— START Material to process —
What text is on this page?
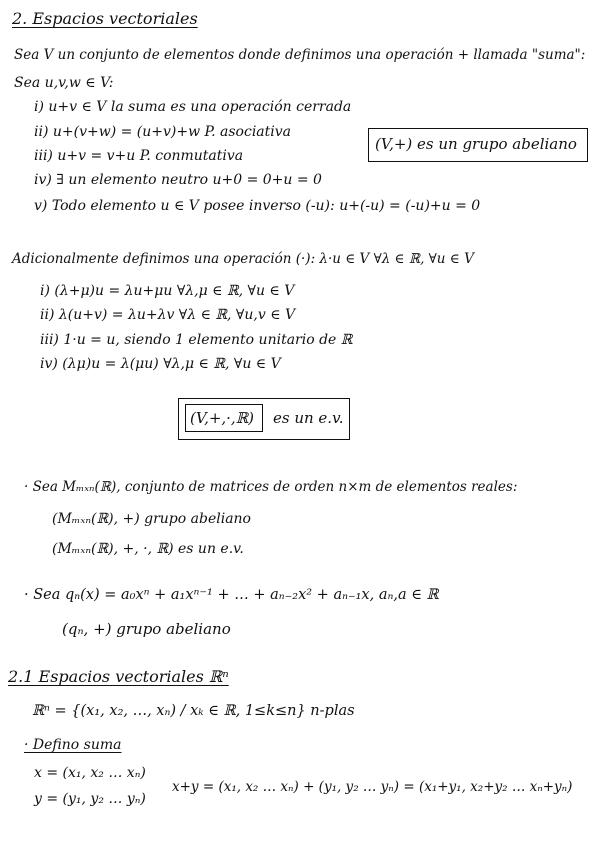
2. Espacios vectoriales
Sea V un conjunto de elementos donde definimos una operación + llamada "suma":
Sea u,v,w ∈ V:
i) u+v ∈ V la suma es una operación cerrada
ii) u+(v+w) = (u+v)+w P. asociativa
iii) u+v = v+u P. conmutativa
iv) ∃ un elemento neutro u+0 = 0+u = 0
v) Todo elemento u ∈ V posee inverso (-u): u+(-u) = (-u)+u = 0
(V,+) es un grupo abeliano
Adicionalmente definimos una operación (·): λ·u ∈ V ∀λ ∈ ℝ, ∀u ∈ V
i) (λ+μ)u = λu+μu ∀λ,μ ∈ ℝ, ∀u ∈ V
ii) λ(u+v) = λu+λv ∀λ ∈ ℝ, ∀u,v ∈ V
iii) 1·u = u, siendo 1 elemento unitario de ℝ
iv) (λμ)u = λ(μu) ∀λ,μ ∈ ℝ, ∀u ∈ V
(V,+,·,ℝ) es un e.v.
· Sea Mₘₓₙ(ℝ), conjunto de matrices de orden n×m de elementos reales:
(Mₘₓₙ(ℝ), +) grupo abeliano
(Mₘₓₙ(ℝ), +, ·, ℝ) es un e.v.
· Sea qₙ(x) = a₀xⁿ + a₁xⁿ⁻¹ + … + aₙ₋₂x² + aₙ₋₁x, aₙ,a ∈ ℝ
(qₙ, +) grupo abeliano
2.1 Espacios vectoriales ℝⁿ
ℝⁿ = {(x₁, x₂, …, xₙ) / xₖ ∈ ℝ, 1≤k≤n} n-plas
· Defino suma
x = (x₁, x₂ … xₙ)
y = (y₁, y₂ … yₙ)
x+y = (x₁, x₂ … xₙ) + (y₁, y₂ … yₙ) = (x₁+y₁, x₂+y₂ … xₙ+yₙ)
— END Material to process —
— START Material to process —
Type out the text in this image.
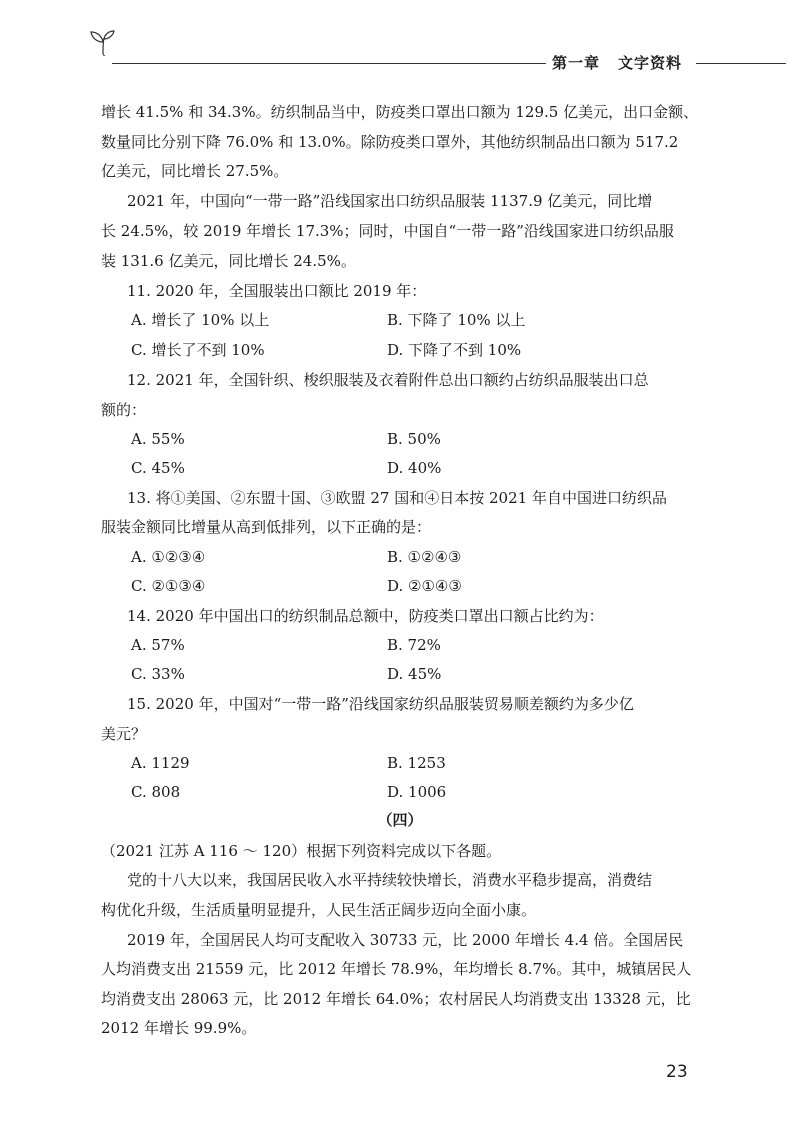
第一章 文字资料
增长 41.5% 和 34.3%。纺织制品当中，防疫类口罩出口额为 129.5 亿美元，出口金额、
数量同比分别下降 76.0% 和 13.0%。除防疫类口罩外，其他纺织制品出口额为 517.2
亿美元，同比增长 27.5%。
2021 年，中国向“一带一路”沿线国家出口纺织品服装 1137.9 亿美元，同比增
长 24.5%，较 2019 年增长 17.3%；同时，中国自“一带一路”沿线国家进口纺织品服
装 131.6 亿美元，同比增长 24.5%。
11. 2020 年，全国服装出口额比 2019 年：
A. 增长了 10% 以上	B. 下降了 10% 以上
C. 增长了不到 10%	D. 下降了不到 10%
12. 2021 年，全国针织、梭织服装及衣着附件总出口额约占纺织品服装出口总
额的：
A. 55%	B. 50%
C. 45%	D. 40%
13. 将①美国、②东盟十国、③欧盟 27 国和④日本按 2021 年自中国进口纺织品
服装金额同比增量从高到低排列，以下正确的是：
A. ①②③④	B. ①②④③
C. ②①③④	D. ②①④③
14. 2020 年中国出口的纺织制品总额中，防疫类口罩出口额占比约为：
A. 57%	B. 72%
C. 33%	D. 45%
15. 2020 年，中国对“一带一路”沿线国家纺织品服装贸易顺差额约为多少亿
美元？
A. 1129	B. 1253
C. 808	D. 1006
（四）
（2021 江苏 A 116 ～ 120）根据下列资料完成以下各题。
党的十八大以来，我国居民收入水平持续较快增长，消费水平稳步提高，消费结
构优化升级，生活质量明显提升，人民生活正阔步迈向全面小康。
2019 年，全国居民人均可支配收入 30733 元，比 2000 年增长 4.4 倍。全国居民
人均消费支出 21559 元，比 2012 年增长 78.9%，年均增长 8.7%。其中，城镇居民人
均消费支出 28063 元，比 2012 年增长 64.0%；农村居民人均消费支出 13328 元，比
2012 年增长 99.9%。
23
— END Material to process —
— START Material to process —
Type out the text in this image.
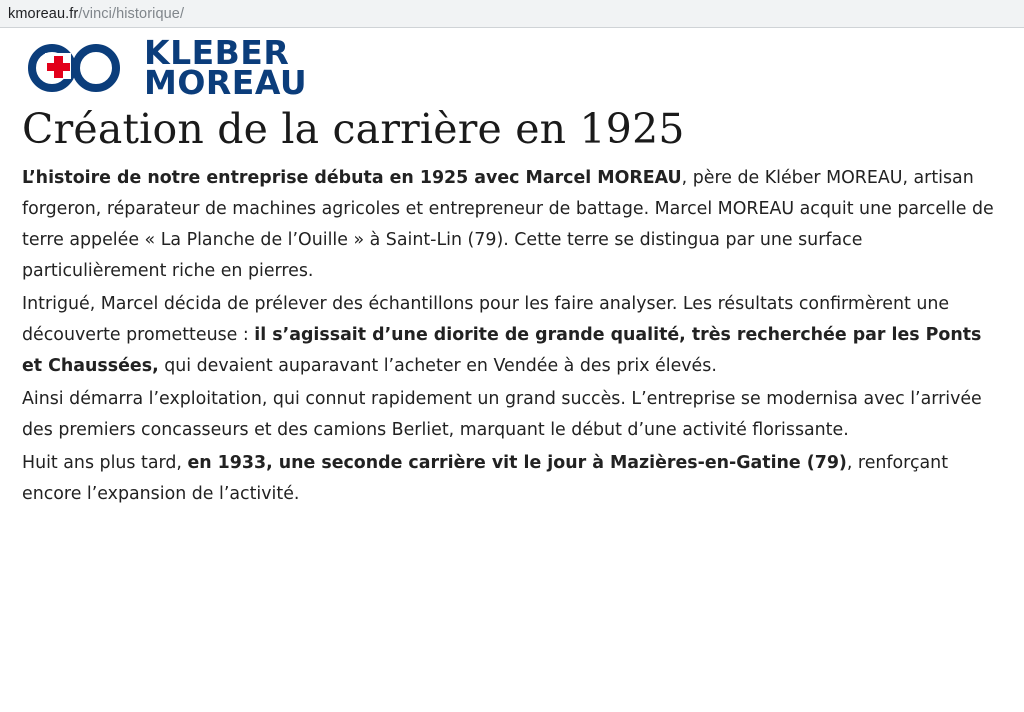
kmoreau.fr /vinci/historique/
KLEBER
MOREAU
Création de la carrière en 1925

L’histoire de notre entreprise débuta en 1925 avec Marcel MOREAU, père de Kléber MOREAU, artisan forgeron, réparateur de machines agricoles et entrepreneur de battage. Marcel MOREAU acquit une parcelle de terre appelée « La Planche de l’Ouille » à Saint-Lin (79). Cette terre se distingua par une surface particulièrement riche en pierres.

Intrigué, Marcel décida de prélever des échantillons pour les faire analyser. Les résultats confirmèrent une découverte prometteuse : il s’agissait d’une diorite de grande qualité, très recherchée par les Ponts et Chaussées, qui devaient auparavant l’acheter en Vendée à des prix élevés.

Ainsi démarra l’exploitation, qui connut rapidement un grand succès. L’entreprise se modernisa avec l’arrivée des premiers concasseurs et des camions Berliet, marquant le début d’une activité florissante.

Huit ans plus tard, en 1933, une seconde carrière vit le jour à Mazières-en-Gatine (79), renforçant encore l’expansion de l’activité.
— END Material to process —
## What the task requires:
Go through the listing above and return every line where the word "vectoriales" occurs.

## Complete answer:
2. Espacios vectoriales
2.1 Espacios vectoriales ℝⁿ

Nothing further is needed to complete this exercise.